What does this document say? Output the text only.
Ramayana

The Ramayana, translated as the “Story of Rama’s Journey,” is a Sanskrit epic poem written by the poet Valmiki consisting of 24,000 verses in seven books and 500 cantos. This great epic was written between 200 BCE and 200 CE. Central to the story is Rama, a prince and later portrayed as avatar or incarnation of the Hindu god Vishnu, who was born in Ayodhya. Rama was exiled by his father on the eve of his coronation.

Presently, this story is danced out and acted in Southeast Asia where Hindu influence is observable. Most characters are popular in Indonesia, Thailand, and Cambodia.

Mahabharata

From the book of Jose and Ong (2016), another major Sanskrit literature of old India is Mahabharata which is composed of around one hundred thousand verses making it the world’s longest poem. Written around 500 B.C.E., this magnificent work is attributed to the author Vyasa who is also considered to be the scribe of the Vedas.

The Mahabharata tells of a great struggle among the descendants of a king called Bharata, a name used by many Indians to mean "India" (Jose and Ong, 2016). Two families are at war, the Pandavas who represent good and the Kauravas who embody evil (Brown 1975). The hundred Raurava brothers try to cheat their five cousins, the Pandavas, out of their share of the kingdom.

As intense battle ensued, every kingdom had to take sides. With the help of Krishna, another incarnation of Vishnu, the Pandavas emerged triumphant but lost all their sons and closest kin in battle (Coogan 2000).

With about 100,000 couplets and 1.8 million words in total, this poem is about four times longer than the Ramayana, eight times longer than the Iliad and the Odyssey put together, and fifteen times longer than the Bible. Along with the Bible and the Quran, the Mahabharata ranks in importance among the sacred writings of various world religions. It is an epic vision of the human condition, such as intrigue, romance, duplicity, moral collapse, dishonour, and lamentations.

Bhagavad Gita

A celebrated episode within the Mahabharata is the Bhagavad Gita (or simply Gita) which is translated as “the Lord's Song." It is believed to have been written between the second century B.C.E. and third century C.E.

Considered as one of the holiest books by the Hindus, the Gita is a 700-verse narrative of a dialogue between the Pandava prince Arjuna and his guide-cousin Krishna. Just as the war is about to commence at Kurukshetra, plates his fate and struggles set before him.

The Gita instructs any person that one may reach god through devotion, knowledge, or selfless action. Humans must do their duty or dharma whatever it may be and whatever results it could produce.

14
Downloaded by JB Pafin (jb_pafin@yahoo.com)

■ ■ ■ ■ ■

Write out every line from the records above, word for word.

> [Written response]:
What does this document say? Output the text only.
Ramayana

The Ramayana, translated as the “Story of Rama’s Journey,” is a Sanskrit epic poem written by the poet Valmiki consisting of 24,000 verses in seven books and 500 cantos. This great epic was written between 200 BCE and 200 CE. Central to the story is Rama, a prince and later portrayed as avatar or incarnation of the Hindu god Vishnu, who was born in Ayodhya. Rama was exiled by his father on the eve of his coronation.

Presently, this story is danced out and acted in Southeast Asia where Hindu influence is observable. Most characters are popular in Indonesia, Thailand, and Cambodia.

Mahabharata

From the book of Jose and Ong (2016), another major Sanskrit literature of old India is Mahabharata which is composed of around one hundred thousand verses making it the world’s longest poem. Written around 500 B.C.E., this magnificent work is attributed to the author Vyasa who is also considered to be the scribe of the Vedas.

The Mahabharata tells of a great struggle among the descendants of a king called Bharata, a name used by many Indians to mean "India" (Jose and Ong, 2016). Two families are at war, the Pandavas who represent good and the Kauravas who embody evil (Brown 1975). The hundred Raurava brothers try to cheat their five cousins, the Pandavas, out of their share of the kingdom.

As intense battle ensued, every kingdom had to take sides. With the help of Krishna, another incarnation of Vishnu, the Pandavas emerged triumphant but lost all their sons and closest kin in battle (Coogan 2000).

With about 100,000 couplets and 1.8 million words in total, this poem is about four times longer than the Ramayana, eight times longer than the Iliad and the Odyssey put together, and fifteen times longer than the Bible. Along with the Bible and the Quran, the Mahabharata ranks in importance among the sacred writings of various world religions. It is an epic vision of the human condition, such as intrigue, romance, duplicity, moral collapse, dishonour, and lamentations.

Bhagavad Gita

A celebrated episode within the Mahabharata is the Bhagavad Gita (or simply Gita) which is translated as “the Lord's Song." It is believed to have been written between the second century B.C.E. and third century C.E.

Considered as one of the holiest books by the Hindus, the Gita is a 700-verse narrative of a dialogue between the Pandava prince Arjuna and his guide-cousin Krishna. Just as the war is about to commence at Kurukshetra, plates his fate and struggles set before him.

The Gita instructs any person that one may reach god through devotion, knowledge, or selfless action. Humans must do their duty or dharma whatever it may be and whatever results it could produce.

14
Downloaded by JB Pafin (jb_pafin@yahoo.com)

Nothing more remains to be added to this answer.